- Data excerpts
□ □ □ □ □

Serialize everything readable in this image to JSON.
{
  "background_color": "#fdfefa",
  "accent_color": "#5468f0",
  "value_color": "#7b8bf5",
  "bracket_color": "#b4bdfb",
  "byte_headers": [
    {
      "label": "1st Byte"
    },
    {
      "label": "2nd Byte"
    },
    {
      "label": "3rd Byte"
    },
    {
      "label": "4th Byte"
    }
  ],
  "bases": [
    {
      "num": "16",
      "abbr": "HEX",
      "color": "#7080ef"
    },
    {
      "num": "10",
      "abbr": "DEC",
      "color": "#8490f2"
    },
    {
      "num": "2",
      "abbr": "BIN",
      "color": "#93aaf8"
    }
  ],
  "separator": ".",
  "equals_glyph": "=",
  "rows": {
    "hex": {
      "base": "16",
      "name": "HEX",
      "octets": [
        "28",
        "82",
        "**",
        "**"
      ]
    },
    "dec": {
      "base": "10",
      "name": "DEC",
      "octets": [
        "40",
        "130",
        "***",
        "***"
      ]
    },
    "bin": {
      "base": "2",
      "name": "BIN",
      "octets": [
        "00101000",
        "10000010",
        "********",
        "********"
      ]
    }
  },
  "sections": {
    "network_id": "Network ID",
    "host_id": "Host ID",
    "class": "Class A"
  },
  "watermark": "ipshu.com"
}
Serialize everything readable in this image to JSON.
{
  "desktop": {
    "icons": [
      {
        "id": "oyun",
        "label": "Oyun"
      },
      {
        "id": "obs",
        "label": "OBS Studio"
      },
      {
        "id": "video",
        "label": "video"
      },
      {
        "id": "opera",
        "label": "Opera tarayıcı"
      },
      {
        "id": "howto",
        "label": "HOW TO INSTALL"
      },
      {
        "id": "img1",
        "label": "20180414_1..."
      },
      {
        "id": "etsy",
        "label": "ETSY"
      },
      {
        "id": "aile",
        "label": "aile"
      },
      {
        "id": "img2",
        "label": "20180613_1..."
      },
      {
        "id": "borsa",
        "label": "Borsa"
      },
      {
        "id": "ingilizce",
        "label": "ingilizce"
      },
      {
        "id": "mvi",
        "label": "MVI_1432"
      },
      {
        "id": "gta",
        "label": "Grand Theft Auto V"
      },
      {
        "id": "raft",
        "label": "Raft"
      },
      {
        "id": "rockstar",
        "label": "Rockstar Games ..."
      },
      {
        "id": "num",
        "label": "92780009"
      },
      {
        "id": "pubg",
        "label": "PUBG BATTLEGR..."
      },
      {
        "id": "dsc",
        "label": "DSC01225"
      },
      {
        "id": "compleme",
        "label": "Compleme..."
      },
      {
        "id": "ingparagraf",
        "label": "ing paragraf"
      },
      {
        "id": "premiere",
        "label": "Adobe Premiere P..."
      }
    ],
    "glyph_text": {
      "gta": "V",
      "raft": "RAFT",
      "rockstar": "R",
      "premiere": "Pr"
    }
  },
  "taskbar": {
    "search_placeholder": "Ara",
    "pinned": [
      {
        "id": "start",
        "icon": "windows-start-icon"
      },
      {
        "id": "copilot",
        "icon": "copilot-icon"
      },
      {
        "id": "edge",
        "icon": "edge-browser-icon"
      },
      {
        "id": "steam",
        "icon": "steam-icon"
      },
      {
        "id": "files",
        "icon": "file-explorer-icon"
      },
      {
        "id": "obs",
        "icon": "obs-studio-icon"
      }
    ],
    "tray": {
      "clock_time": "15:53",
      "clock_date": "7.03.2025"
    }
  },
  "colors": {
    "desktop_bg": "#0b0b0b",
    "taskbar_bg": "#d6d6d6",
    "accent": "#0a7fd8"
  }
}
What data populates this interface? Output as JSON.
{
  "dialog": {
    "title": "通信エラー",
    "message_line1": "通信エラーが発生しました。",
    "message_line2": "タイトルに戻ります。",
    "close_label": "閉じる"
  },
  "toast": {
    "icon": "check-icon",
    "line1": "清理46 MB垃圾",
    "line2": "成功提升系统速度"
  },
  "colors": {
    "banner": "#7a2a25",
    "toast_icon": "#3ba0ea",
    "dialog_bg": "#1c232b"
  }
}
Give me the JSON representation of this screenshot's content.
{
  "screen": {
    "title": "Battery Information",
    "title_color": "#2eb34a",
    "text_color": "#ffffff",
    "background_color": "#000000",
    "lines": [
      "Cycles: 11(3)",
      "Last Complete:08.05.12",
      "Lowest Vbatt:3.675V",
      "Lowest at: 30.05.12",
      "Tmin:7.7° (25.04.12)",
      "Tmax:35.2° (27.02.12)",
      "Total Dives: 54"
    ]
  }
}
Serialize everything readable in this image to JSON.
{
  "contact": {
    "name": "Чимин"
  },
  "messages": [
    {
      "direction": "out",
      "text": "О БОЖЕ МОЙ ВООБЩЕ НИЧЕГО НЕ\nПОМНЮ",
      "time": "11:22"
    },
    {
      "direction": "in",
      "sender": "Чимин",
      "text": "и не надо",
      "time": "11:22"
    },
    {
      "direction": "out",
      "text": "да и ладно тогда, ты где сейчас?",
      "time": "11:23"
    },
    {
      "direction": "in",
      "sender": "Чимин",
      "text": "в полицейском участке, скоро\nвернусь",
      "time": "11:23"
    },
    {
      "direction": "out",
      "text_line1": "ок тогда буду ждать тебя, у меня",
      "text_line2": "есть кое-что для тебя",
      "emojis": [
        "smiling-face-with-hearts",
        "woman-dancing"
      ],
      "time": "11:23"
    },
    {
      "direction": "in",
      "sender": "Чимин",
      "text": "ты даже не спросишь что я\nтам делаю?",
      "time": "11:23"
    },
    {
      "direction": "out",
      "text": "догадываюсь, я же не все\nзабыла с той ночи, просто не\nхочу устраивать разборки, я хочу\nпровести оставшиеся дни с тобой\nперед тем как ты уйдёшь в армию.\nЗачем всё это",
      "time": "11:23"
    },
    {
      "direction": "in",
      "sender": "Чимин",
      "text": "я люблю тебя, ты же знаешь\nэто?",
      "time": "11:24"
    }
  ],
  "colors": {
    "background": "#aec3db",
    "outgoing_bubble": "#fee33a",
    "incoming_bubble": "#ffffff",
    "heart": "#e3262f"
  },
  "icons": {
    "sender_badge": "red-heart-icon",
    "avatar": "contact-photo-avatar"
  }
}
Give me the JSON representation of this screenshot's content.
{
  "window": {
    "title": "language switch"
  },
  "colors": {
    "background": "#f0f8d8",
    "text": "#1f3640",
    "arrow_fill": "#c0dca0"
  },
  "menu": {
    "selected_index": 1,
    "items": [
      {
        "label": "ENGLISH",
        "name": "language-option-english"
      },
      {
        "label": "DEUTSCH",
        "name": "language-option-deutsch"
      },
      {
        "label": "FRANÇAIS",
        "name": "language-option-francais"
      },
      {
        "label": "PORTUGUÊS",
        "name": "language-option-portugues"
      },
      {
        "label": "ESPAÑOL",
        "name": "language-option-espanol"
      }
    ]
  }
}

□ □ □ □ □

- What to do
Retype all the material above precisely, with no line left out.

- Written answer
Serialize everything readable in this image to JSON.
{
  "background_color": "#fdfefa",
  "accent_color": "#5468f0",
  "value_color": "#7b8bf5",
  "bracket_color": "#b4bdfb",
  "byte_headers": [
    {
      "label": "1st Byte"
    },
    {
      "label": "2nd Byte"
    },
    {
      "label": "3rd Byte"
    },
    {
      "label": "4th Byte"
    }
  ],
  "bases": [
    {
      "num": "16",
      "abbr": "HEX",
      "color": "#7080ef"
    },
    {
      "num": "10",
      "abbr": "DEC",
      "color": "#8490f2"
    },
    {
      "num": "2",
      "abbr": "BIN",
      "color": "#93aaf8"
    }
  ],
  "separator": ".",
  "equals_glyph": "=",
  "rows": {
    "hex": {
      "base": "16",
      "name": "HEX",
      "octets": [
        "28",
        "82",
        "**",
        "**"
      ]
    },
    "dec": {
      "base": "10",
      "name": "DEC",
      "octets": [
        "40",
        "130",
        "***",
        "***"
      ]
    },
    "bin": {
      "base": "2",
      "name": "BIN",
      "octets": [
        "00101000",
        "10000010",
        "********",
        "********"
      ]
    }
  },
  "sections": {
    "network_id": "Network ID",
    "host_id": "Host ID",
    "class": "Class A"
  },
  "watermark": "ipshu.com"
}
Serialize everything readable in this image to JSON.
{
  "desktop": {
    "icons": [
      {
        "id": "oyun",
        "label": "Oyun"
      },
      {
        "id": "obs",
        "label": "OBS Studio"
      },
      {
        "id": "video",
        "label": "video"
      },
      {
        "id": "opera",
        "label": "Opera tarayıcı"
      },
      {
        "id": "howto",
        "label": "HOW TO INSTALL"
      },
      {
        "id": "img1",
        "label": "20180414_1..."
      },
      {
        "id": "etsy",
        "label": "ETSY"
      },
      {
        "id": "aile",
        "label": "aile"
      },
      {
        "id": "img2",
        "label": "20180613_1..."
      },
      {
        "id": "borsa",
        "label": "Borsa"
      },
      {
        "id": "ingilizce",
        "label": "ingilizce"
      },
      {
        "id": "mvi",
        "label": "MVI_1432"
      },
      {
        "id": "gta",
        "label": "Grand Theft Auto V"
      },
      {
        "id": "raft",
        "label": "Raft"
      },
      {
        "id": "rockstar",
        "label": "Rockstar Games ..."
      },
      {
        "id": "num",
        "label": "92780009"
      },
      {
        "id": "pubg",
        "label": "PUBG BATTLEGR..."
      },
      {
        "id": "dsc",
        "label": "DSC01225"
      },
      {
        "id": "compleme",
        "label": "Compleme..."
      },
      {
        "id": "ingparagraf",
        "label": "ing paragraf"
      },
      {
        "id": "premiere",
        "label": "Adobe Premiere P..."
      }
    ],
    "glyph_text": {
      "gta": "V",
      "raft": "RAFT",
      "rockstar": "R",
      "premiere": "Pr"
    }
  },
  "taskbar": {
    "search_placeholder": "Ara",
    "pinned": [
      {
        "id": "start",
        "icon": "windows-start-icon"
      },
      {
        "id": "copilot",
        "icon": "copilot-icon"
      },
      {
        "id": "edge",
        "icon": "edge-browser-icon"
      },
      {
        "id": "steam",
        "icon": "steam-icon"
      },
      {
        "id": "files",
        "icon": "file-explorer-icon"
      },
      {
        "id": "obs",
        "icon": "obs-studio-icon"
      }
    ],
    "tray": {
      "clock_time": "15:53",
      "clock_date": "7.03.2025"
    }
  },
  "colors": {
    "desktop_bg": "#0b0b0b",
    "taskbar_bg": "#d6d6d6",
    "accent": "#0a7fd8"
  }
}
What data populates this interface? Output as JSON.
{
  "dialog": {
    "title": "通信エラー",
    "message_line1": "通信エラーが発生しました。",
    "message_line2": "タイトルに戻ります。",
    "close_label": "閉じる"
  },
  "toast": {
    "icon": "check-icon",
    "line1": "清理46 MB垃圾",
    "line2": "成功提升系统速度"
  },
  "colors": {
    "banner": "#7a2a25",
    "toast_icon": "#3ba0ea",
    "dialog_bg": "#1c232b"
  }
}
Give me the JSON representation of this screenshot's content.
{
  "screen": {
    "title": "Battery Information",
    "title_color": "#2eb34a",
    "text_color": "#ffffff",
    "background_color": "#000000",
    "lines": [
      "Cycles: 11(3)",
      "Last Complete:08.05.12",
      "Lowest Vbatt:3.675V",
      "Lowest at: 30.05.12",
      "Tmin:7.7° (25.04.12)",
      "Tmax:35.2° (27.02.12)",
      "Total Dives: 54"
    ]
  }
}
Serialize everything readable in this image to JSON.
{
  "contact": {
    "name": "Чимин"
  },
  "messages": [
    {
      "direction": "out",
      "text": "О БОЖЕ МОЙ ВООБЩЕ НИЧЕГО НЕ\nПОМНЮ",
      "time": "11:22"
    },
    {
      "direction": "in",
      "sender": "Чимин",
      "text": "и не надо",
      "time": "11:22"
    },
    {
      "direction": "out",
      "text": "да и ладно тогда, ты где сейчас?",
      "time": "11:23"
    },
    {
      "direction": "in",
      "sender": "Чимин",
      "text": "в полицейском участке, скоро\nвернусь",
      "time": "11:23"
    },
    {
      "direction": "out",
      "text_line1": "ок тогда буду ждать тебя, у меня",
      "text_line2": "есть кое-что для тебя",
      "emojis": [
        "smiling-face-with-hearts",
        "woman-dancing"
      ],
      "time": "11:23"
    },
    {
      "direction": "in",
      "sender": "Чимин",
      "text": "ты даже не спросишь что я\nтам делаю?",
      "time": "11:23"
    },
    {
      "direction": "out",
      "text": "догадываюсь, я же не все\nзабыла с той ночи, просто не\nхочу устраивать разборки, я хочу\nпровести оставшиеся дни с тобой\nперед тем как ты уйдёшь в армию.\nЗачем всё это",
      "time": "11:23"
    },
    {
      "direction": "in",
      "sender": "Чимин",
      "text": "я люблю тебя, ты же знаешь\nэто?",
      "time": "11:24"
    }
  ],
  "colors": {
    "background": "#aec3db",
    "outgoing_bubble": "#fee33a",
    "incoming_bubble": "#ffffff",
    "heart": "#e3262f"
  },
  "icons": {
    "sender_badge": "red-heart-icon",
    "avatar": "contact-photo-avatar"
  }
}
Give me the JSON representation of this screenshot's content.
{
  "window": {
    "title": "language switch"
  },
  "colors": {
    "background": "#f0f8d8",
    "text": "#1f3640",
    "arrow_fill": "#c0dca0"
  },
  "menu": {
    "selected_index": 1,
    "items": [
      {
        "label": "ENGLISH",
        "name": "language-option-english"
      },
      {
        "label": "DEUTSCH",
        "name": "language-option-deutsch"
      },
      {
        "label": "FRANÇAIS",
        "name": "language-option-francais"
      },
      {
        "label": "PORTUGUÊS",
        "name": "language-option-portugues"
      },
      {
        "label": "ESPAÑOL",
        "name": "language-option-espanol"
      }
    ]
  }
}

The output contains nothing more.